* [What is required] Set down the material below in full, matching it exactly.

====== Extracted entries ======

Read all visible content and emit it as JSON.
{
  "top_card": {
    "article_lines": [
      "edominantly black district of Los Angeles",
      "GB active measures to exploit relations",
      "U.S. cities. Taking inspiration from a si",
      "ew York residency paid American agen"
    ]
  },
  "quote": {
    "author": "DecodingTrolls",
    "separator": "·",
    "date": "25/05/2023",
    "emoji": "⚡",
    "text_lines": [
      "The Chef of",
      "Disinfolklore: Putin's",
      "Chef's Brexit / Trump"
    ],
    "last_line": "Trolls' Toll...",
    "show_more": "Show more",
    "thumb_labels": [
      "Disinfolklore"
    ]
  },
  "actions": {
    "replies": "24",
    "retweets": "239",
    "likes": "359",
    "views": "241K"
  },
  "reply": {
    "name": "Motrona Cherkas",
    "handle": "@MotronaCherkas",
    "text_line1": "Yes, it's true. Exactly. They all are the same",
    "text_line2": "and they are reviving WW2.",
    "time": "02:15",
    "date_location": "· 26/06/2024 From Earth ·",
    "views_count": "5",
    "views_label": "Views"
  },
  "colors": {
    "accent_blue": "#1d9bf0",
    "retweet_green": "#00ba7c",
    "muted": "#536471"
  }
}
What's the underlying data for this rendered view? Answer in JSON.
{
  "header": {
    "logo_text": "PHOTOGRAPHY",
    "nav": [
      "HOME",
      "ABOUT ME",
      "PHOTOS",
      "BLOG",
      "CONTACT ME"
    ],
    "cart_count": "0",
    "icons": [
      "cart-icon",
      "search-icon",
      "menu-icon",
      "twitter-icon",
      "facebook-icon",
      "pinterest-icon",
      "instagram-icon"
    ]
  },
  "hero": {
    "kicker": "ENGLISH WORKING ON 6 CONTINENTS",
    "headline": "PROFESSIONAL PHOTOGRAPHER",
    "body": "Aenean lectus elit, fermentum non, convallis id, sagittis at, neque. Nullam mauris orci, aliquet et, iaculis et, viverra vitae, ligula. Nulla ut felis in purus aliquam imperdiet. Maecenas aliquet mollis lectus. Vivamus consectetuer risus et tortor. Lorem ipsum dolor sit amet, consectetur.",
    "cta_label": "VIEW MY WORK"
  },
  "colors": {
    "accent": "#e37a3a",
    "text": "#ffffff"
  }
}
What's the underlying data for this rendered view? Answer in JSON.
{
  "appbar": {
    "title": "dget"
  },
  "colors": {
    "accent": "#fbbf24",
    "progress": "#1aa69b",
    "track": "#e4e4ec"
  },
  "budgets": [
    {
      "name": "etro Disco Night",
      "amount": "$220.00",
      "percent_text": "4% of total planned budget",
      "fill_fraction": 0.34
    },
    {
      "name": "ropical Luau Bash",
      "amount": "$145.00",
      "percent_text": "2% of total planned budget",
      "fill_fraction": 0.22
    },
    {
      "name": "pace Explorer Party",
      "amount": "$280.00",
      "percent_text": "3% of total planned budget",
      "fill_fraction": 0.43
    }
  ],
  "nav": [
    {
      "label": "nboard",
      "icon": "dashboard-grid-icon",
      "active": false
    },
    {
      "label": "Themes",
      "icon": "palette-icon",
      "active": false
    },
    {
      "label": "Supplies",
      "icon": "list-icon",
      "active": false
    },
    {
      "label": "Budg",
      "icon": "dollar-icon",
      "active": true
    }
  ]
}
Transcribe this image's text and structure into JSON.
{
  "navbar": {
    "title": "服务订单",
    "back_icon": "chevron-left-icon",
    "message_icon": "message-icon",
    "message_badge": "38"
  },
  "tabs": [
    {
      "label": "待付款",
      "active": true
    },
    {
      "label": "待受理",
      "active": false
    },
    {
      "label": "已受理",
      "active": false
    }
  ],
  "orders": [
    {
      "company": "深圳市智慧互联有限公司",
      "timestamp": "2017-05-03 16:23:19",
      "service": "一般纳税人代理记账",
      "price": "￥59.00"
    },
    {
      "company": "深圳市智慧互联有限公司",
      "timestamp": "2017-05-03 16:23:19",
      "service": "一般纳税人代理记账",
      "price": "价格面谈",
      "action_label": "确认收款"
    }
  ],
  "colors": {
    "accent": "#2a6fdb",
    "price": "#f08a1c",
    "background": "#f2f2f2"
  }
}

======

* [Completed task]
Read all visible content and emit it as JSON.
{
  "top_card": {
    "article_lines": [
      "edominantly black district of Los Angeles",
      "GB active measures to exploit relations",
      "U.S. cities. Taking inspiration from a si",
      "ew York residency paid American agen"
    ]
  },
  "quote": {
    "author": "DecodingTrolls",
    "separator": "·",
    "date": "25/05/2023",
    "emoji": "⚡",
    "text_lines": [
      "The Chef of",
      "Disinfolklore: Putin's",
      "Chef's Brexit / Trump"
    ],
    "last_line": "Trolls' Toll...",
    "show_more": "Show more",
    "thumb_labels": [
      "Disinfolklore"
    ]
  },
  "actions": {
    "replies": "24",
    "retweets": "239",
    "likes": "359",
    "views": "241K"
  },
  "reply": {
    "name": "Motrona Cherkas",
    "handle": "@MotronaCherkas",
    "text_line1": "Yes, it's true. Exactly. They all are the same",
    "text_line2": "and they are reviving WW2.",
    "time": "02:15",
    "date_location": "· 26/06/2024 From Earth ·",
    "views_count": "5",
    "views_label": "Views"
  },
  "colors": {
    "accent_blue": "#1d9bf0",
    "retweet_green": "#00ba7c",
    "muted": "#536471"
  }
}
What's the underlying data for this rendered view? Answer in JSON.
{
  "header": {
    "logo_text": "PHOTOGRAPHY",
    "nav": [
      "HOME",
      "ABOUT ME",
      "PHOTOS",
      "BLOG",
      "CONTACT ME"
    ],
    "cart_count": "0",
    "icons": [
      "cart-icon",
      "search-icon",
      "menu-icon",
      "twitter-icon",
      "facebook-icon",
      "pinterest-icon",
      "instagram-icon"
    ]
  },
  "hero": {
    "kicker": "ENGLISH WORKING ON 6 CONTINENTS",
    "headline": "PROFESSIONAL PHOTOGRAPHER",
    "body": "Aenean lectus elit, fermentum non, convallis id, sagittis at, neque. Nullam mauris orci, aliquet et, iaculis et, viverra vitae, ligula. Nulla ut felis in purus aliquam imperdiet. Maecenas aliquet mollis lectus. Vivamus consectetuer risus et tortor. Lorem ipsum dolor sit amet, consectetur.",
    "cta_label": "VIEW MY WORK"
  },
  "colors": {
    "accent": "#e37a3a",
    "text": "#ffffff"
  }
}
What's the underlying data for this rendered view? Answer in JSON.
{
  "appbar": {
    "title": "dget"
  },
  "colors": {
    "accent": "#fbbf24",
    "progress": "#1aa69b",
    "track": "#e4e4ec"
  },
  "budgets": [
    {
      "name": "etro Disco Night",
      "amount": "$220.00",
      "percent_text": "4% of total planned budget",
      "fill_fraction": 0.34
    },
    {
      "name": "ropical Luau Bash",
      "amount": "$145.00",
      "percent_text": "2% of total planned budget",
      "fill_fraction": 0.22
    },
    {
      "name": "pace Explorer Party",
      "amount": "$280.00",
      "percent_text": "3% of total planned budget",
      "fill_fraction": 0.43
    }
  ],
  "nav": [
    {
      "label": "nboard",
      "icon": "dashboard-grid-icon",
      "active": false
    },
    {
      "label": "Themes",
      "icon": "palette-icon",
      "active": false
    },
    {
      "label": "Supplies",
      "icon": "list-icon",
      "active": false
    },
    {
      "label": "Budg",
      "icon": "dollar-icon",
      "active": true
    }
  ]
}
Transcribe this image's text and structure into JSON.
{
  "navbar": {
    "title": "服务订单",
    "back_icon": "chevron-left-icon",
    "message_icon": "message-icon",
    "message_badge": "38"
  },
  "tabs": [
    {
      "label": "待付款",
      "active": true
    },
    {
      "label": "待受理",
      "active": false
    },
    {
      "label": "已受理",
      "active": false
    }
  ],
  "orders": [
    {
      "company": "深圳市智慧互联有限公司",
      "timestamp": "2017-05-03 16:23:19",
      "service": "一般纳税人代理记账",
      "price": "￥59.00"
    },
    {
      "company": "深圳市智慧互联有限公司",
      "timestamp": "2017-05-03 16:23:19",
      "service": "一般纳税人代理记账",
      "price": "价格面谈",
      "action_label": "确认收款"
    }
  ],
  "colors": {
    "accent": "#2a6fdb",
    "price": "#f08a1c",
    "background": "#f2f2f2"
  }
}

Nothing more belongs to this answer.